ZITIERTER TEXT:
# taz.de -- Nach dem Putsch in Mali: Im Schatten der Islamistenfahne
       
       > Die Berichte aus dem von Tuareg-Rebellen ausgerufenen Wüstenstaat zeugen
       > von islamistischen Übergriffen. Auch die Versorgungslage scheint schlecht
       > zu sein.
       
 (IMG) Bild: Frauen in Timbuktu warten auf die Verteilung von Lebensmitteln.
       
       COTONOU taz | Issa Dicko wird mit jedem Tag besorgter, wenn er die
       Nachrichten aus seiner Heimat hört. Der Targi stammt aus Timbuktu, der
       historischen Stadt im Norden Malis, die nun zu „Azawad“ gehört. Das ist das
       Territorium, das die Tuaregrebellenarmee MNLA (Nationalbewegung zur
       Befreiung von Azawad) seit dem 6. April als ihren eigenen Staat bezeichnet.
       Und genau aus dieser Gegend gibt es nun jeden Tag neue Schreckensmeldungen.
       Zuletzt meldeten malische Zeitungen, in Gao hätten Bewaffnete beim
       öffentlichen Gebiet zwei jungen „Dieben“ die Hände abgehackt.
       
       Die Tuaregseparatisten der MNLA seien das kleinere Problem, findet Dicko.

BEREITGESTELLTES MATERIAL:
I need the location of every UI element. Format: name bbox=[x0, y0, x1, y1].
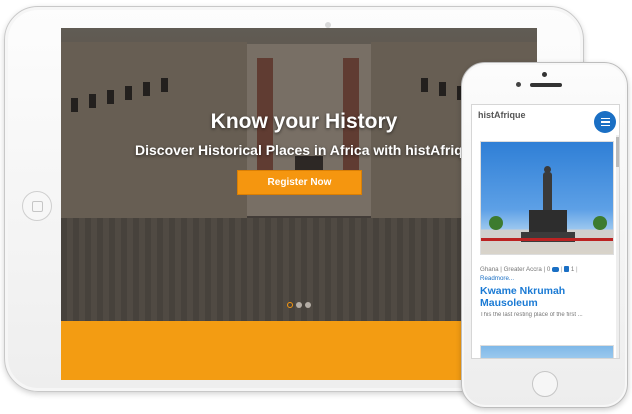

AUFGABENSTELLUNG: Geben Sie aus dem Bericht über Mali alles von „COTONOU taz |“ bis hinunter zu „Problem, findet Dicko.“ wörtlich wieder.

ERGEBNIS DER AUFGABE:
COTONOU taz | Issa Dicko wird mit jedem Tag besorgter, wenn er die
       Nachrichten aus seiner Heimat hört. Der Targi stammt aus Timbuktu, der
       historischen Stadt im Norden Malis, die nun zu „Azawad“ gehört. Das ist das
       Territorium, das die Tuaregrebellenarmee MNLA (Nationalbewegung zur
       Befreiung von Azawad) seit dem 6. April als ihren eigenen Staat bezeichnet.
       Und genau aus dieser Gegend gibt es nun jeden Tag neue Schreckensmeldungen.
       Zuletzt meldeten malische Zeitungen, in Gao hätten Bewaffnete beim
       öffentlichen Gebiet zwei jungen „Dieben“ die Hände abgehackt.
       
       Die Tuaregseparatisten der MNLA seien das kleinere Problem, findet Dicko.